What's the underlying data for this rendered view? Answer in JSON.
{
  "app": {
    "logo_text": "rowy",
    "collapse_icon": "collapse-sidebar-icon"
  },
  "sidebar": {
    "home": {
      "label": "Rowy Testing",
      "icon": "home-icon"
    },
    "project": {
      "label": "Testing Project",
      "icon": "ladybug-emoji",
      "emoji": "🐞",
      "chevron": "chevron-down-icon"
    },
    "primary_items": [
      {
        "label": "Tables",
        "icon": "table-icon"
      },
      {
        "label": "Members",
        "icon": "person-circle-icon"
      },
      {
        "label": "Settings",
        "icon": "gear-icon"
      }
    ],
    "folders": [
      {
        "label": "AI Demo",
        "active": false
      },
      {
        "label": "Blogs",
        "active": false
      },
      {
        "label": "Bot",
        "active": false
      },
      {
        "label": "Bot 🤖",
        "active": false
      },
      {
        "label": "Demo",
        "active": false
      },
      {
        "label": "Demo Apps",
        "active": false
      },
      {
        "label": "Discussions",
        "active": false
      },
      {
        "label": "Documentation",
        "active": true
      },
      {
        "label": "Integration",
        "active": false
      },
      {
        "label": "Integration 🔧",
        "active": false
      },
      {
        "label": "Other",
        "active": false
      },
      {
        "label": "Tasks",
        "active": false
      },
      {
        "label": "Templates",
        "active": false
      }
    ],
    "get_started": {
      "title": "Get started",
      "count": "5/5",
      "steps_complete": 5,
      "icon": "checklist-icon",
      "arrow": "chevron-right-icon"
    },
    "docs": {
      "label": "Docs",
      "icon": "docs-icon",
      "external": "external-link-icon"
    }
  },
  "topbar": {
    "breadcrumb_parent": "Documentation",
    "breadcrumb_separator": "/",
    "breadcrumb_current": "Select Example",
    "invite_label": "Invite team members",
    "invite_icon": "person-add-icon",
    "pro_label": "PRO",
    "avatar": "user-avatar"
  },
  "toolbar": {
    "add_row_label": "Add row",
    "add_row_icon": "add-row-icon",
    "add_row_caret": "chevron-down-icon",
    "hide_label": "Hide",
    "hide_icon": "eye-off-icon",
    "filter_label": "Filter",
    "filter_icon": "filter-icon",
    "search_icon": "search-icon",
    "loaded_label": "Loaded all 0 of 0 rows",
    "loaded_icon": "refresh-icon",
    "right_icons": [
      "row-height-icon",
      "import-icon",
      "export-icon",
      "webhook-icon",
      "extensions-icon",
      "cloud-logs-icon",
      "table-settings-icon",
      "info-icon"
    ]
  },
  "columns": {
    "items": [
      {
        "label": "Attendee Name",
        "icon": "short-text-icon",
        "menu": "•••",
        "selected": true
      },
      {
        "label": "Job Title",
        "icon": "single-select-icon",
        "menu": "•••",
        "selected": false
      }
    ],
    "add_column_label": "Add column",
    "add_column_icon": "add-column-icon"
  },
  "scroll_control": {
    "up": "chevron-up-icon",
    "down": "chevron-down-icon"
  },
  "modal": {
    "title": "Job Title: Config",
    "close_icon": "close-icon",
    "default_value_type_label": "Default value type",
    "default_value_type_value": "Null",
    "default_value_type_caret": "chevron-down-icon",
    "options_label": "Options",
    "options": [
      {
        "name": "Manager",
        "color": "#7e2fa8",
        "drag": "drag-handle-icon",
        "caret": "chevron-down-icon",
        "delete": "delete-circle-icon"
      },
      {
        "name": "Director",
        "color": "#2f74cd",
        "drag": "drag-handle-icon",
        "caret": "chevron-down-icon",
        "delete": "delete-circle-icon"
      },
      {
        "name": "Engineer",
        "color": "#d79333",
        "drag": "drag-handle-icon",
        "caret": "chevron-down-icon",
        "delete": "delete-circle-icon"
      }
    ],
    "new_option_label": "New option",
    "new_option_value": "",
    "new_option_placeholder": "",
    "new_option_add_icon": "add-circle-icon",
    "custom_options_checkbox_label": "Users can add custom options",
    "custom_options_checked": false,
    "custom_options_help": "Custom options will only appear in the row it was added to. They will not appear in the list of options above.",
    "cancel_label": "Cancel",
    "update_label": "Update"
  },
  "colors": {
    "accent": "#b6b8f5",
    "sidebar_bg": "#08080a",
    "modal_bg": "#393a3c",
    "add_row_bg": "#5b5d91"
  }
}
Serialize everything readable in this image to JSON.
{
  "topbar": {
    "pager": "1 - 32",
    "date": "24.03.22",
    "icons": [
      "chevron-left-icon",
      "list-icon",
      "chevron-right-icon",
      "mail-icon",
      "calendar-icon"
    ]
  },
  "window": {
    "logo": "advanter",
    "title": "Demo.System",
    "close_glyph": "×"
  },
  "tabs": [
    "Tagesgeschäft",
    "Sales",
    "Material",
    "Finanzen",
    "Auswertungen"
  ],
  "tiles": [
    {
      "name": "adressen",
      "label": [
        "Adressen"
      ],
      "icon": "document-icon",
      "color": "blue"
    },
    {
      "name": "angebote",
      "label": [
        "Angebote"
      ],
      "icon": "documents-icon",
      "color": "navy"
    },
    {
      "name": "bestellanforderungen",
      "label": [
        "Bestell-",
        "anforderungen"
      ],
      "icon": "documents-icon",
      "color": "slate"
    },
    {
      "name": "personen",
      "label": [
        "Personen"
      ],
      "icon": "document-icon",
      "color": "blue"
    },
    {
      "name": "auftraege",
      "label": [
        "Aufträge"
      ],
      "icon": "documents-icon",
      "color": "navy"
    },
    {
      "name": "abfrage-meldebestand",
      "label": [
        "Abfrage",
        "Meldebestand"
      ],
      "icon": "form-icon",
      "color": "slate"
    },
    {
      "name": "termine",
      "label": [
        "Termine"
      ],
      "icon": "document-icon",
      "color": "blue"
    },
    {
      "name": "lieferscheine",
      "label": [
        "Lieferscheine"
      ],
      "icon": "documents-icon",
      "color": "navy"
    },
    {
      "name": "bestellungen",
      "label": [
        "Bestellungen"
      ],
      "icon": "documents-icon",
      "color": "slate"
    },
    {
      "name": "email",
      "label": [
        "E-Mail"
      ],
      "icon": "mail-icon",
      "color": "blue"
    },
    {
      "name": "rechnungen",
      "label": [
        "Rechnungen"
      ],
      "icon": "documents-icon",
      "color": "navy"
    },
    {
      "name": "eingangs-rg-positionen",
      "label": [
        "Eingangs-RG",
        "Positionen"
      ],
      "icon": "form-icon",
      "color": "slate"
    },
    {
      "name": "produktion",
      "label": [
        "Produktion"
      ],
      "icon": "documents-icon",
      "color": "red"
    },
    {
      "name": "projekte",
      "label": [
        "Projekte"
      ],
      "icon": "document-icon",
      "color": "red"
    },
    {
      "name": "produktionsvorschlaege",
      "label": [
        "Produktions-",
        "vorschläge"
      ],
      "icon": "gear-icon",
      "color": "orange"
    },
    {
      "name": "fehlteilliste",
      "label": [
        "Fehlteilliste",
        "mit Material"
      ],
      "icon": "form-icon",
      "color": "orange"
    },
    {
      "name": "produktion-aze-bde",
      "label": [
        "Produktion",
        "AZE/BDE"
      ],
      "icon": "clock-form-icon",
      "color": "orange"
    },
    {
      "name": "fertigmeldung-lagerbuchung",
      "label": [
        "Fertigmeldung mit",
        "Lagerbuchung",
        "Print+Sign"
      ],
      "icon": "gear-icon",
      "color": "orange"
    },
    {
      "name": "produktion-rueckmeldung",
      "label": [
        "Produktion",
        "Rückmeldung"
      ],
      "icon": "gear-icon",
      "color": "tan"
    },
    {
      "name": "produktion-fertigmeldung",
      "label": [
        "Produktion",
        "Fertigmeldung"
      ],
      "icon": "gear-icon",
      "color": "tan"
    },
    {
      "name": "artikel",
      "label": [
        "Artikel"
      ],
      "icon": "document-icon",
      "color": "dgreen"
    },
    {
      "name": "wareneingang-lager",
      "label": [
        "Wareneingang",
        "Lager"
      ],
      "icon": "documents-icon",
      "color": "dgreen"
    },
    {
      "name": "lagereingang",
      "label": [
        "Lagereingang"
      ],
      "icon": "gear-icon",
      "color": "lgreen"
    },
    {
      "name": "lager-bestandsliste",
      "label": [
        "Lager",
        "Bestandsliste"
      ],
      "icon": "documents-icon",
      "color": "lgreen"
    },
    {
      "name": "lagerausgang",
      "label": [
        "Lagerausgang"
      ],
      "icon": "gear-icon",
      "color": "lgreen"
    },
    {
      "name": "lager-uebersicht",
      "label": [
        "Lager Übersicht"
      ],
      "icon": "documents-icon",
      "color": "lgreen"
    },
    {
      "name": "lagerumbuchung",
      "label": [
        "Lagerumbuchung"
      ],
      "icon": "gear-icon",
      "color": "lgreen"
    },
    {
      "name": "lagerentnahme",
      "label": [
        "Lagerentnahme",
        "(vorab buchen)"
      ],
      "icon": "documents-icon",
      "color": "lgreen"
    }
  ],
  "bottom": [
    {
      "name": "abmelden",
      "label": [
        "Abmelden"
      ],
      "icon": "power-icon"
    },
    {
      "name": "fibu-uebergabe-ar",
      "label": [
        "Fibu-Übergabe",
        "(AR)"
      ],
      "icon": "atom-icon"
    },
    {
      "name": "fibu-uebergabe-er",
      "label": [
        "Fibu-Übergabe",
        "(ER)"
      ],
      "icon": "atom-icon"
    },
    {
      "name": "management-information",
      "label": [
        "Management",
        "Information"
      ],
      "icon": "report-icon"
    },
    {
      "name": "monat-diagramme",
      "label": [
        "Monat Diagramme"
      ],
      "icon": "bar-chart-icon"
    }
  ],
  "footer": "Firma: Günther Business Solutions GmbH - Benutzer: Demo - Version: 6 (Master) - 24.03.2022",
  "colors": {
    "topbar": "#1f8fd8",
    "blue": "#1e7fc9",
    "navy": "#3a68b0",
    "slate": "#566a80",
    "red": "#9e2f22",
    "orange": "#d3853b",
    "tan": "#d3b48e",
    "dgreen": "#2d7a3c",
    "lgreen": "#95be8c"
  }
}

———

Task: Copy every line in the listing above where the string "this" turns up.

Solution:
What's the underlying data for this rendered view? Answer in JSON.
Serialize everything readable in this image to JSON.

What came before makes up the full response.